BEGIN

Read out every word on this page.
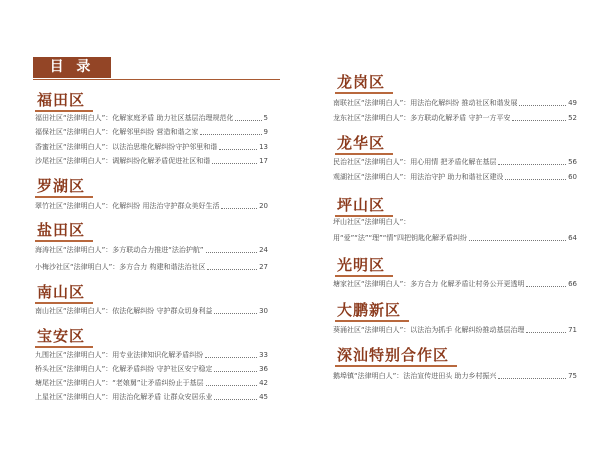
目 录
福田区
福田社区“法律明白人”：化解家庭矛盾 助力社区基层治理规范化	5
福保社区“法律明白人”：化解邻里纠纷 营造和谐之家	9
香蜜社区“法律明白人”：以法治思维化解纠纷守护邻里和谐	13
沙尾社区“法律明白人”：调解纠纷化解矛盾促进社区和谐	17
罗湖区
翠竹社区“法律明白人”：化解纠纷 用法治守护群众美好生活	20
盐田区
海涛社区“法律明白人”：多方联动合力推进“法治护航”	24
小梅沙社区“法律明白人”：多方合力 构建和谐法治社区	27
南山区
南山社区“法律明白人”：依法化解纠纷 守护群众切身利益	30
宝安区
九围社区“法律明白人”：用专业法律知识化解矛盾纠纷	33
桥头社区“法律明白人”：化解矛盾纠纷 守护社区安宁稳定	36
塘尾社区“法律明白人”：“老娘舅”让矛盾纠纷止于基层	42
上星社区“法律明白人”：用法治化解矛盾 让群众安居乐业	45
龙岗区
南联社区“法律明白人”：用法治化解纠纷 推动社区和谐发展	49
龙东社区“法律明白人”：多方联动化解矛盾 守护一方平安	52
龙华区
民治社区“法律明白人”：用心用情 把矛盾化解在基层	56
观湖社区“法律明白人”：用法治守护 助力和谐社区建设	60
坪山区
坪山社区“法律明白人”：
用“爱”“法”“理”“情”四把钥匙化解矛盾纠纷	64
光明区
塘家社区“法律明白人”：多方合力 化解矛盾让村务公开更透明	66
大鹏新区
葵涌社区“法律明白人”：以法治为抓手 化解纠纷推动基层治理	71
深汕特别合作区
鹅埠镇“法律明白人”：法治宣传进田头 助力乡村振兴	75
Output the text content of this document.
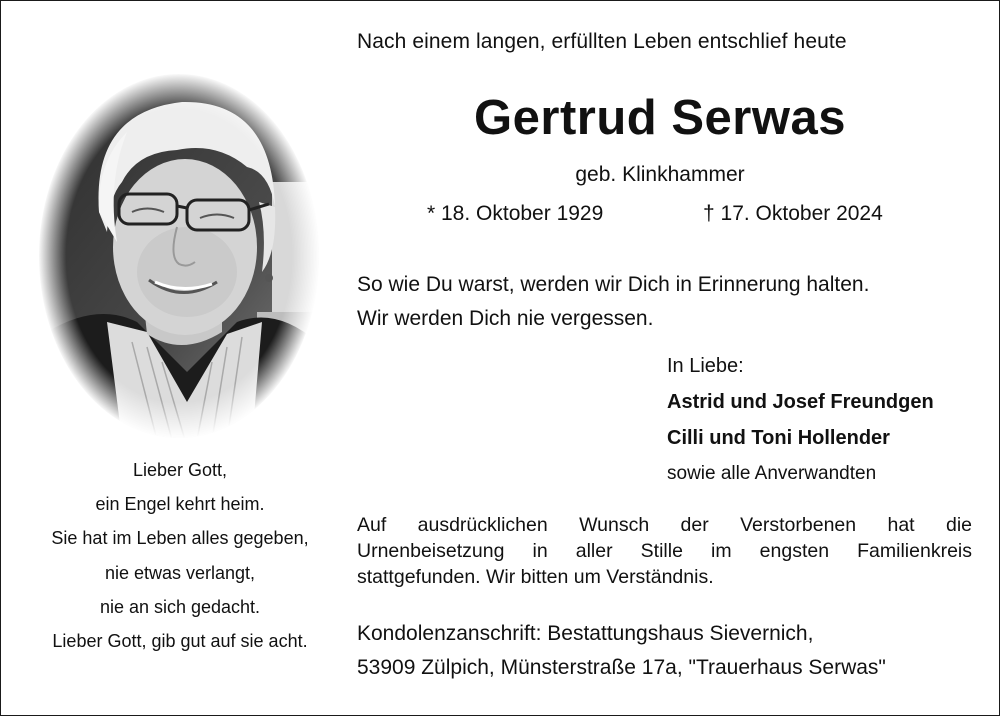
Nach einem langen, erfüllten Leben entschlief heute
Gertrud Serwas
geb. Klinkhammer
* 18. Oktober 1929	† 17. Oktober 2024
So wie Du warst, werden wir Dich in Erinnerung halten.
Wir werden Dich nie vergessen.
In Liebe:
Astrid und Josef Freundgen
Cilli und Toni Hollender
sowie alle Anverwandten
Auf ausdrücklichen Wunsch der Verstorbenen hat die
Urnenbeisetzung in aller Stille im engsten Familienkreis
stattgefunden. Wir bitten um Verständnis.
Kondolenzanschrift: Bestattungshaus Sievernich,
53909 Zülpich, Münsterstraße 17a, "Trauerhaus Serwas"
Lieber Gott,
ein Engel kehrt heim.
Sie hat im Leben alles gegeben,
nie etwas verlangt,
nie an sich gedacht.
Lieber Gott, gib gut auf sie acht.
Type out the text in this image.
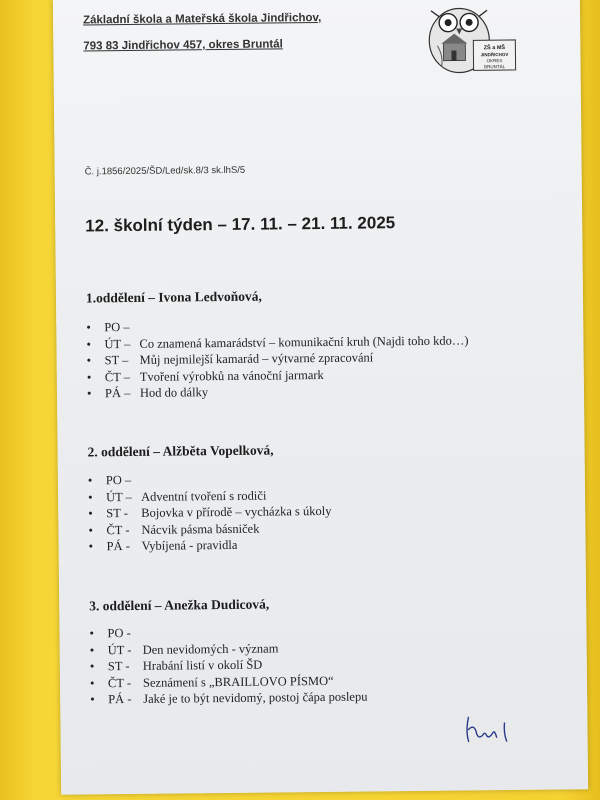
Základní škola a Mateřská škola Jindřichov,
793 83 Jindřichov 457, okres Bruntál	ZŠ a MŠ
JINDŘICHOV
OKRES
BRUNTÁL
Č. j.1856/2025/ŠD/Led/sk.8/3 sk.lhS/5
12. školní týden – 17. 11. – 21. 11. 2025
1.oddělení – Ivona Ledvoňová,
• PO –
• ÚT – Co znamená kamarádství – komunikační kruh (Najdi toho kdo…)
• ST – Můj nejmilejší kamarád – výtvarné zpracování
• ČT – Tvoření výrobků na vánoční jarmark
• PÁ – Hod do dálky
2. oddělení – Alžběta Vopelková,
• PO –
• ÚT – Adventní tvoření s rodiči
• ST - Bojovka v přírodě – vycházka s úkoly
• ČT - Nácvik pásma básniček
• PÁ - Vybíjená - pravidla
3. oddělení – Anežka Dudicová,
• PO -
• ÚT - Den nevidomých - význam
• ST - Hrabání listí v okolí ŠD
• ČT - Seznámení s „BRAILLOVO PÍSMO“
• PÁ - Jaké je to být nevidomý, postoj čápa poslepu
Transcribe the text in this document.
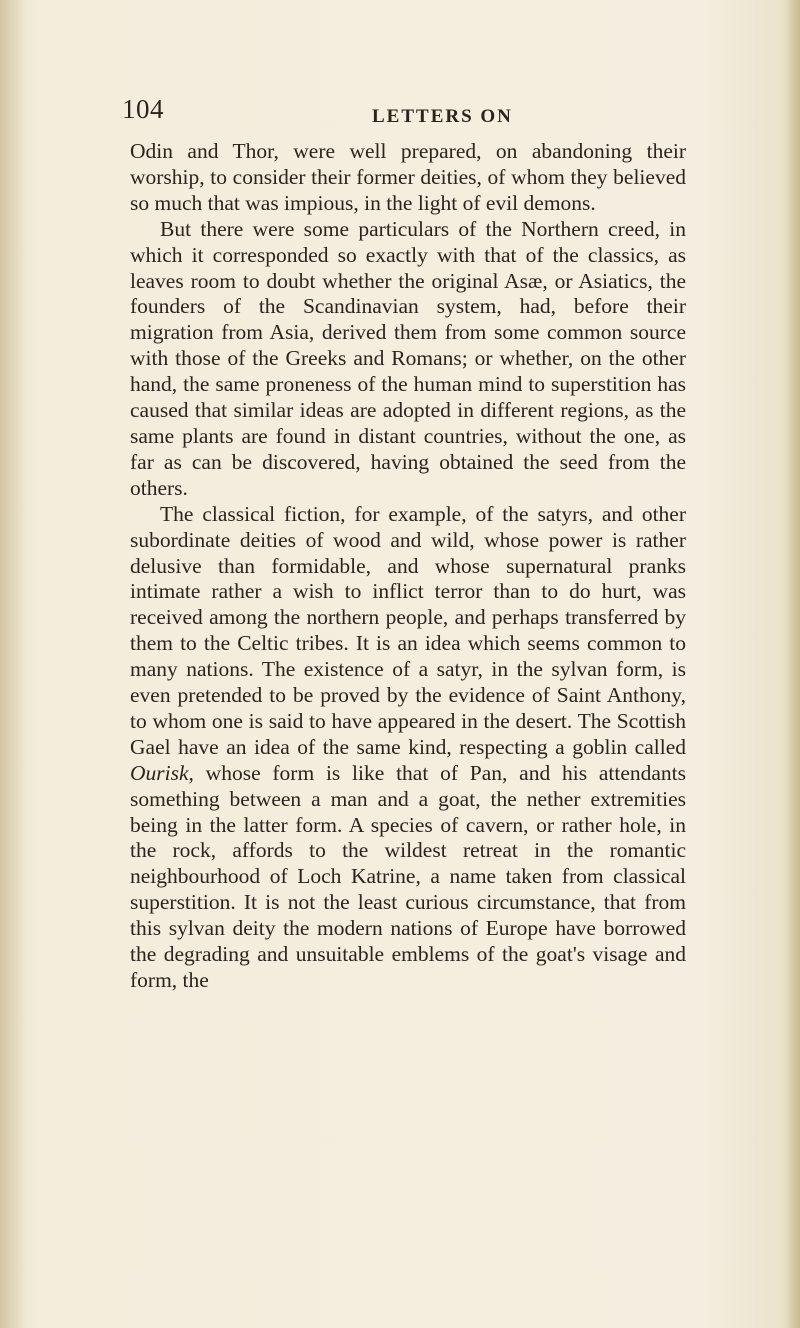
104	LETTERS ON

Odin and Thor, were well prepared, on abandoning their worship, to consider their former deities, of whom they believed so much that was impious, in the light of evil demons.

But there were some particulars of the Northern creed, in which it corresponded so exactly with that of the classics, as leaves room to doubt whether the original Asæ, or Asiatics, the founders of the Scandinavian system, had, before their migration from Asia, derived them from some common source with those of the Greeks and Romans; or whether, on the other hand, the same proneness of the human mind to superstition has caused that similar ideas are adopted in different regions, as the same plants are found in distant countries, without the one, as far as can be discovered, having obtained the seed from the others.

The classical fiction, for example, of the satyrs, and other subordinate deities of wood and wild, whose power is rather delusive than formidable, and whose supernatural pranks intimate rather a wish to inflict terror than to do hurt, was received among the northern people, and perhaps transferred by them to the Celtic tribes. It is an idea which seems common to many nations. The existence of a satyr, in the sylvan form, is even pretended to be proved by the evidence of Saint Anthony, to whom one is said to have appeared in the desert. The Scottish Gael have an idea of the same kind, respecting a goblin called Ourisk, whose form is like that of Pan, and his attendants something between a man and a goat, the nether extremities being in the latter form. A species of cavern, or rather hole, in the rock, affords to the wildest retreat in the romantic neighbourhood of Loch Katrine, a name taken from classical superstition. It is not the least curious circumstance, that from this sylvan deity the modern nations of Europe have borrowed the degrading and unsuitable emblems of the goat's visage and form, the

END

▶ [Exercise brief] Repeat nothing but the lines from the one containing "Transcribe the text in this document." through the end of the entries, exactly, and skip the pictures.

▶ [Solution to this task]
Transcribe the text in this document.
104	LETTERS ON

Odin and Thor, were well prepared, on abandoning their worship, to consider their former deities, of whom they believed so much that was impious, in the light of evil demons.

But there were some particulars of the Northern creed, in which it corresponded so exactly with that of the classics, as leaves room to doubt whether the original Asæ, or Asiatics, the founders of the Scandinavian system, had, before their migration from Asia, derived them from some common source with those of the Greeks and Romans; or whether, on the other hand, the same proneness of the human mind to superstition has caused that similar ideas are adopted in different regions, as the same plants are found in distant countries, without the one, as far as can be discovered, having obtained the seed from the others.

The classical fiction, for example, of the satyrs, and other subordinate deities of wood and wild, whose power is rather delusive than formidable, and whose supernatural pranks intimate rather a wish to inflict terror than to do hurt, was received among the northern people, and perhaps transferred by them to the Celtic tribes. It is an idea which seems common to many nations. The existence of a satyr, in the sylvan form, is even pretended to be proved by the evidence of Saint Anthony, to whom one is said to have appeared in the desert. The Scottish Gael have an idea of the same kind, respecting a goblin called Ourisk, whose form is like that of Pan, and his attendants something between a man and a goat, the nether extremities being in the latter form. A species of cavern, or rather hole, in the rock, affords to the wildest retreat in the romantic neighbourhood of Loch Katrine, a name taken from classical superstition. It is not the least curious circumstance, that from this sylvan deity the modern nations of Europe have borrowed the degrading and unsuitable emblems of the goat's visage and form, the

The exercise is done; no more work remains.